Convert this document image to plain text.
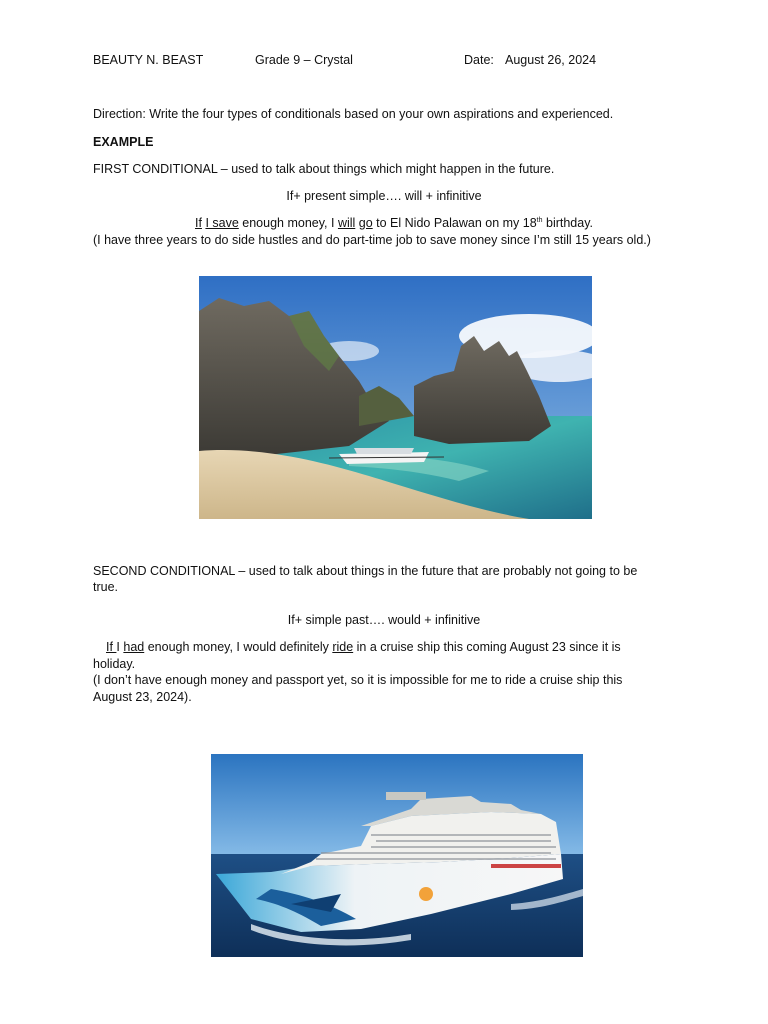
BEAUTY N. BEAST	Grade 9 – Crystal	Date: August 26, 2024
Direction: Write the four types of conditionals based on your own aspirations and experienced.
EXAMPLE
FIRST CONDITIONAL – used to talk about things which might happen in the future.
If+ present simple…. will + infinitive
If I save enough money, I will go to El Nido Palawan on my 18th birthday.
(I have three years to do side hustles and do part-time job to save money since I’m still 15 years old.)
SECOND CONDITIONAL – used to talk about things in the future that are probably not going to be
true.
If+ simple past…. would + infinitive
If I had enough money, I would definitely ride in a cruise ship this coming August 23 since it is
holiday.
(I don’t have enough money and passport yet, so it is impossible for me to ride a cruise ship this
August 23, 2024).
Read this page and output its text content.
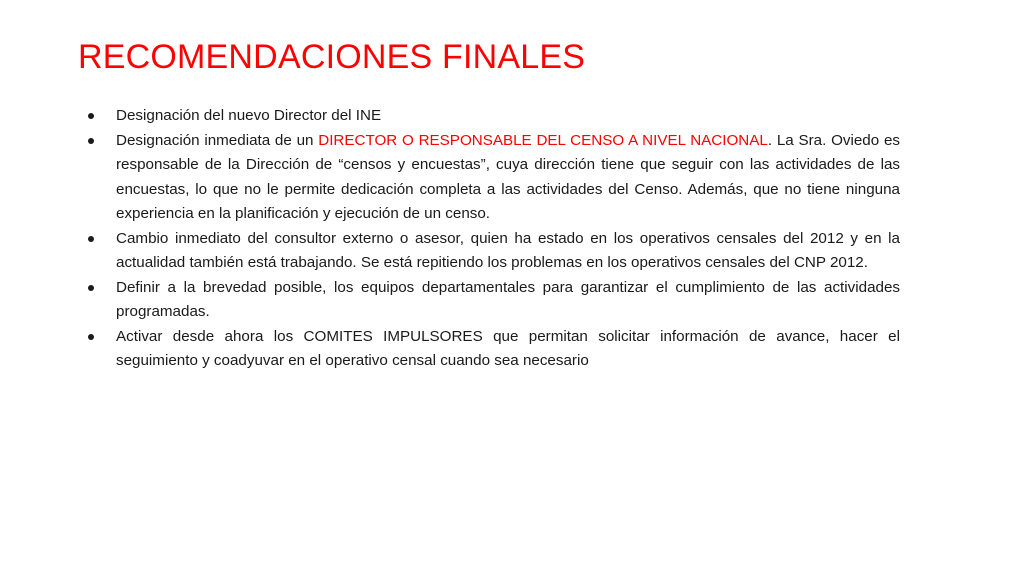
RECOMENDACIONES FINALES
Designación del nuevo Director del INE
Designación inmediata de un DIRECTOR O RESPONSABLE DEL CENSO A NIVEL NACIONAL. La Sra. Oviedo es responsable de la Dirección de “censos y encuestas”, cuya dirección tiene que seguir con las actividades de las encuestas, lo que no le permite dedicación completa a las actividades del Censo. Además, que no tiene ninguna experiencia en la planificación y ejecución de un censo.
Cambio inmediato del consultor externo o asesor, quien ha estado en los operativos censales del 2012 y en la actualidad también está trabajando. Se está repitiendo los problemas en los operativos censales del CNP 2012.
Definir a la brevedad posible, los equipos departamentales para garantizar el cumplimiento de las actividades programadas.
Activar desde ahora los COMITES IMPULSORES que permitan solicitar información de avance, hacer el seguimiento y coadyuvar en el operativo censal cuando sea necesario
◇ ◇ ◇
EXERCISE PROMPT: Transcribe the listing in full and omit the pictures.

RESULT FOR THIS TASK:
Convert this document image to plain text.
BEAUTY N. BEAST	Grade 9 – Crystal	Date: August 26, 2024
Direction: Write the four types of conditionals based on your own aspirations and experienced.
EXAMPLE
FIRST CONDITIONAL – used to talk about things which might happen in the future.
If+ present simple…. will + infinitive
If I save enough money, I will go to El Nido Palawan on my 18th birthday.
(I have three years to do side hustles and do part-time job to save money since I’m still 15 years old.)
SECOND CONDITIONAL – used to talk about things in the future that are probably not going to be
true.
If+ simple past…. would + infinitive
If I had enough money, I would definitely ride in a cruise ship this coming August 23 since it is
holiday.
(I don’t have enough money and passport yet, so it is impossible for me to ride a cruise ship this
August 23, 2024).
Read this page and output its text content.
RECOMENDACIONES FINALES
Designación del nuevo Director del INE
Designación inmediata de un DIRECTOR O RESPONSABLE DEL CENSO A NIVEL NACIONAL. La Sra. Oviedo es responsable de la Dirección de “censos y encuestas”, cuya dirección tiene que seguir con las actividades de las encuestas, lo que no le permite dedicación completa a las actividades del Censo. Además, que no tiene ninguna experiencia en la planificación y ejecución de un censo.
Cambio inmediato del consultor externo o asesor, quien ha estado en los operativos censales del 2012 y en la actualidad también está trabajando. Se está repitiendo los problemas en los operativos censales del CNP 2012.
Definir a la brevedad posible, los equipos departamentales para garantizar el cumplimiento de las actividades programadas.
Activar desde ahora los COMITES IMPULSORES que permitan solicitar información de avance, hacer el seguimiento y coadyuvar en el operativo censal cuando sea necesario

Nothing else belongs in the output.